Quote the records in full and leave their pictures out.
=== Provided entries ===
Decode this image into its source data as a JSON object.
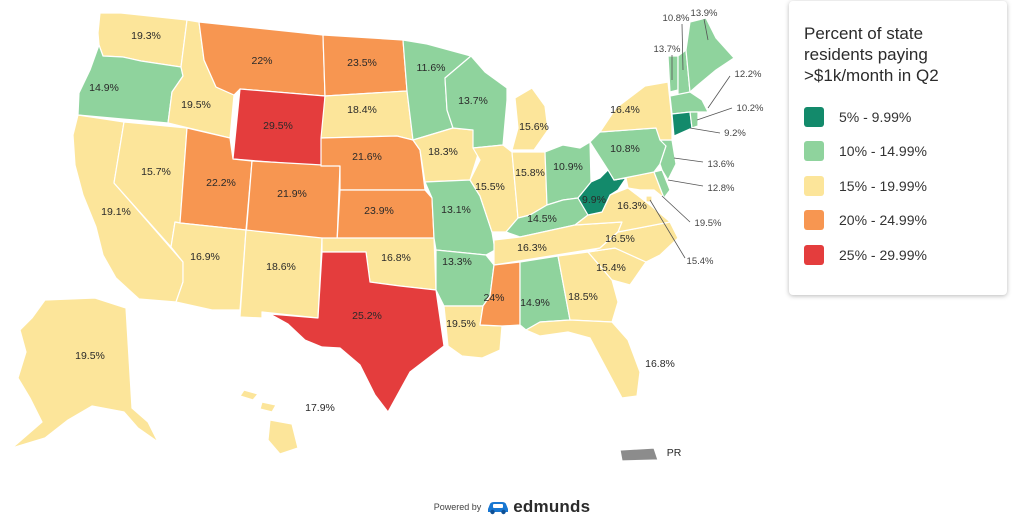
{
  "legend": {
    "title": "Percent of state residents paying >$1k/month in Q2",
    "bins": [
      {
        "label": "5% - 9.99%",
        "color": "#138a6b"
      },
      {
        "label": "10% - 14.99%",
        "color": "#8fd39d"
      },
      {
        "label": "15% - 19.99%",
        "color": "#fce59a"
      },
      {
        "label": "20% - 24.99%",
        "color": "#f79651"
      },
      {
        "label": "25% - 29.99%",
        "color": "#e43d3d"
      }
    ]
  },
  "states": {
    "WA": {
      "value": 19.3,
      "label": "19.3%",
      "bin": 2
    },
    "OR": {
      "value": 14.9,
      "label": "14.9%",
      "bin": 1
    },
    "CA": {
      "value": 19.1,
      "label": "19.1%",
      "bin": 2
    },
    "NV": {
      "value": 15.7,
      "label": "15.7%",
      "bin": 2
    },
    "ID": {
      "value": 19.5,
      "label": "19.5%",
      "bin": 2
    },
    "MT": {
      "value": 22,
      "label": "22%",
      "bin": 3
    },
    "WY": {
      "value": 29.5,
      "label": "29.5%",
      "bin": 4
    },
    "UT": {
      "value": 22.2,
      "label": "22.2%",
      "bin": 3
    },
    "AZ": {
      "value": 16.9,
      "label": "16.9%",
      "bin": 2
    },
    "CO": {
      "value": 21.9,
      "label": "21.9%",
      "bin": 3
    },
    "NM": {
      "value": 18.6,
      "label": "18.6%",
      "bin": 2
    },
    "ND": {
      "value": 23.5,
      "label": "23.5%",
      "bin": 3
    },
    "SD": {
      "value": 18.4,
      "label": "18.4%",
      "bin": 2
    },
    "NE": {
      "value": 21.6,
      "label": "21.6%",
      "bin": 3
    },
    "KS": {
      "value": 23.9,
      "label": "23.9%",
      "bin": 3
    },
    "OK": {
      "value": 16.8,
      "label": "16.8%",
      "bin": 2
    },
    "TX": {
      "value": 25.2,
      "label": "25.2%",
      "bin": 4
    },
    "MN": {
      "value": 11.6,
      "label": "11.6%",
      "bin": 1
    },
    "IA": {
      "value": 18.3,
      "label": "18.3%",
      "bin": 2
    },
    "MO": {
      "value": 13.1,
      "label": "13.1%",
      "bin": 1
    },
    "AR": {
      "value": 13.3,
      "label": "13.3%",
      "bin": 1
    },
    "LA": {
      "value": 19.5,
      "label": "19.5%",
      "bin": 2
    },
    "WI": {
      "value": 13.7,
      "label": "13.7%",
      "bin": 1
    },
    "IL": {
      "value": 15.5,
      "label": "15.5%",
      "bin": 2
    },
    "MI": {
      "value": 15.6,
      "label": "15.6%",
      "bin": 2
    },
    "IN": {
      "value": 15.8,
      "label": "15.8%",
      "bin": 2
    },
    "OH": {
      "value": 10.9,
      "label": "10.9%",
      "bin": 1
    },
    "KY": {
      "value": 14.5,
      "label": "14.5%",
      "bin": 1
    },
    "TN": {
      "value": 16.3,
      "label": "16.3%",
      "bin": 2
    },
    "MS": {
      "value": 24,
      "label": "24%",
      "bin": 3
    },
    "AL": {
      "value": 14.9,
      "label": "14.9%",
      "bin": 1
    },
    "GA": {
      "value": 18.5,
      "label": "18.5%",
      "bin": 2
    },
    "FL": {
      "value": 16.8,
      "label": "16.8%",
      "bin": 2
    },
    "SC": {
      "value": 15.4,
      "label": "15.4%",
      "bin": 2
    },
    "NC": {
      "value": 16.5,
      "label": "16.5%",
      "bin": 2
    },
    "VA": {
      "value": 16.3,
      "label": "16.3%",
      "bin": 2
    },
    "WV": {
      "value": 9.9,
      "label": "9.9%",
      "bin": 0
    },
    "PA": {
      "value": 10.8,
      "label": "10.8%",
      "bin": 1
    },
    "NY": {
      "value": 16.4,
      "label": "16.4%",
      "bin": 2
    },
    "VT": {
      "value": 13.7,
      "label": "13.7%",
      "bin": 1
    },
    "NH": {
      "value": 10.8,
      "label": "10.8%",
      "bin": 1
    },
    "ME": {
      "value": 13.9,
      "label": "13.9%",
      "bin": 1
    },
    "MA": {
      "value": 12.2,
      "label": "12.2%",
      "bin": 1
    },
    "RI": {
      "value": 10.2,
      "label": "10.2%",
      "bin": 1
    },
    "CT": {
      "value": 9.2,
      "label": "9.2%",
      "bin": 0
    },
    "NJ": {
      "value": 13.6,
      "label": "13.6%",
      "bin": 1
    },
    "DE": {
      "value": 12.8,
      "label": "12.8%",
      "bin": 1
    },
    "MD": {
      "value": 19.5,
      "label": "19.5%",
      "bin": 2
    },
    "DC": {
      "value": 15.4,
      "label": "15.4%",
      "bin": 2
    },
    "AK": {
      "value": 19.5,
      "label": "19.5%",
      "bin": 2
    },
    "HI": {
      "value": 17.9,
      "label": "17.9%",
      "bin": 2
    },
    "PR": {
      "value": null,
      "label": "PR",
      "color": "#8c8c8c"
    }
  },
  "footer": {
    "powered_by": "Powered by",
    "brand": "edmunds",
    "brand_color": "#1877d2"
  }
}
===
▸ Solution for this task
Decode this image into its source data as a JSON object.
{
  "legend": {
    "title": "Percent of state residents paying >$1k/month in Q2",
    "bins": [
      {
        "label": "5% - 9.99%",
        "color": "#138a6b"
      },
      {
        "label": "10% - 14.99%",
        "color": "#8fd39d"
      },
      {
        "label": "15% - 19.99%",
        "color": "#fce59a"
      },
      {
        "label": "20% - 24.99%",
        "color": "#f79651"
      },
      {
        "label": "25% - 29.99%",
        "color": "#e43d3d"
      }
    ]
  },
  "states": {
    "WA": {
      "value": 19.3,
      "label": "19.3%",
      "bin": 2
    },
    "OR": {
      "value": 14.9,
      "label": "14.9%",
      "bin": 1
    },
    "CA": {
      "value": 19.1,
      "label": "19.1%",
      "bin": 2
    },
    "NV": {
      "value": 15.7,
      "label": "15.7%",
      "bin": 2
    },
    "ID": {
      "value": 19.5,
      "label": "19.5%",
      "bin": 2
    },
    "MT": {
      "value": 22,
      "label": "22%",
      "bin": 3
    },
    "WY": {
      "value": 29.5,
      "label": "29.5%",
      "bin": 4
    },
    "UT": {
      "value": 22.2,
      "label": "22.2%",
      "bin": 3
    },
    "AZ": {
      "value": 16.9,
      "label": "16.9%",
      "bin": 2
    },
    "CO": {
      "value": 21.9,
      "label": "21.9%",
      "bin": 3
    },
    "NM": {
      "value": 18.6,
      "label": "18.6%",
      "bin": 2
    },
    "ND": {
      "value": 23.5,
      "label": "23.5%",
      "bin": 3
    },
    "SD": {
      "value": 18.4,
      "label": "18.4%",
      "bin": 2
    },
    "NE": {
      "value": 21.6,
      "label": "21.6%",
      "bin": 3
    },
    "KS": {
      "value": 23.9,
      "label": "23.9%",
      "bin": 3
    },
    "OK": {
      "value": 16.8,
      "label": "16.8%",
      "bin": 2
    },
    "TX": {
      "value": 25.2,
      "label": "25.2%",
      "bin": 4
    },
    "MN": {
      "value": 11.6,
      "label": "11.6%",
      "bin": 1
    },
    "IA": {
      "value": 18.3,
      "label": "18.3%",
      "bin": 2
    },
    "MO": {
      "value": 13.1,
      "label": "13.1%",
      "bin": 1
    },
    "AR": {
      "value": 13.3,
      "label": "13.3%",
      "bin": 1
    },
    "LA": {
      "value": 19.5,
      "label": "19.5%",
      "bin": 2
    },
    "WI": {
      "value": 13.7,
      "label": "13.7%",
      "bin": 1
    },
    "IL": {
      "value": 15.5,
      "label": "15.5%",
      "bin": 2
    },
    "MI": {
      "value": 15.6,
      "label": "15.6%",
      "bin": 2
    },
    "IN": {
      "value": 15.8,
      "label": "15.8%",
      "bin": 2
    },
    "OH": {
      "value": 10.9,
      "label": "10.9%",
      "bin": 1
    },
    "KY": {
      "value": 14.5,
      "label": "14.5%",
      "bin": 1
    },
    "TN": {
      "value": 16.3,
      "label": "16.3%",
      "bin": 2
    },
    "MS": {
      "value": 24,
      "label": "24%",
      "bin": 3
    },
    "AL": {
      "value": 14.9,
      "label": "14.9%",
      "bin": 1
    },
    "GA": {
      "value": 18.5,
      "label": "18.5%",
      "bin": 2
    },
    "FL": {
      "value": 16.8,
      "label": "16.8%",
      "bin": 2
    },
    "SC": {
      "value": 15.4,
      "label": "15.4%",
      "bin": 2
    },
    "NC": {
      "value": 16.5,
      "label": "16.5%",
      "bin": 2
    },
    "VA": {
      "value": 16.3,
      "label": "16.3%",
      "bin": 2
    },
    "WV": {
      "value": 9.9,
      "label": "9.9%",
      "bin": 0
    },
    "PA": {
      "value": 10.8,
      "label": "10.8%",
      "bin": 1
    },
    "NY": {
      "value": 16.4,
      "label": "16.4%",
      "bin": 2
    },
    "VT": {
      "value": 13.7,
      "label": "13.7%",
      "bin": 1
    },
    "NH": {
      "value": 10.8,
      "label": "10.8%",
      "bin": 1
    },
    "ME": {
      "value": 13.9,
      "label": "13.9%",
      "bin": 1
    },
    "MA": {
      "value": 12.2,
      "label": "12.2%",
      "bin": 1
    },
    "RI": {
      "value": 10.2,
      "label": "10.2%",
      "bin": 1
    },
    "CT": {
      "value": 9.2,
      "label": "9.2%",
      "bin": 0
    },
    "NJ": {
      "value": 13.6,
      "label": "13.6%",
      "bin": 1
    },
    "DE": {
      "value": 12.8,
      "label": "12.8%",
      "bin": 1
    },
    "MD": {
      "value": 19.5,
      "label": "19.5%",
      "bin": 2
    },
    "DC": {
      "value": 15.4,
      "label": "15.4%",
      "bin": 2
    },
    "AK": {
      "value": 19.5,
      "label": "19.5%",
      "bin": 2
    },
    "HI": {
      "value": 17.9,
      "label": "17.9%",
      "bin": 2
    },
    "PR": {
      "value": null,
      "label": "PR",
      "color": "#8c8c8c"
    }
  },
  "footer": {
    "powered_by": "Powered by",
    "brand": "edmunds",
    "brand_color": "#1877d2"
  }
}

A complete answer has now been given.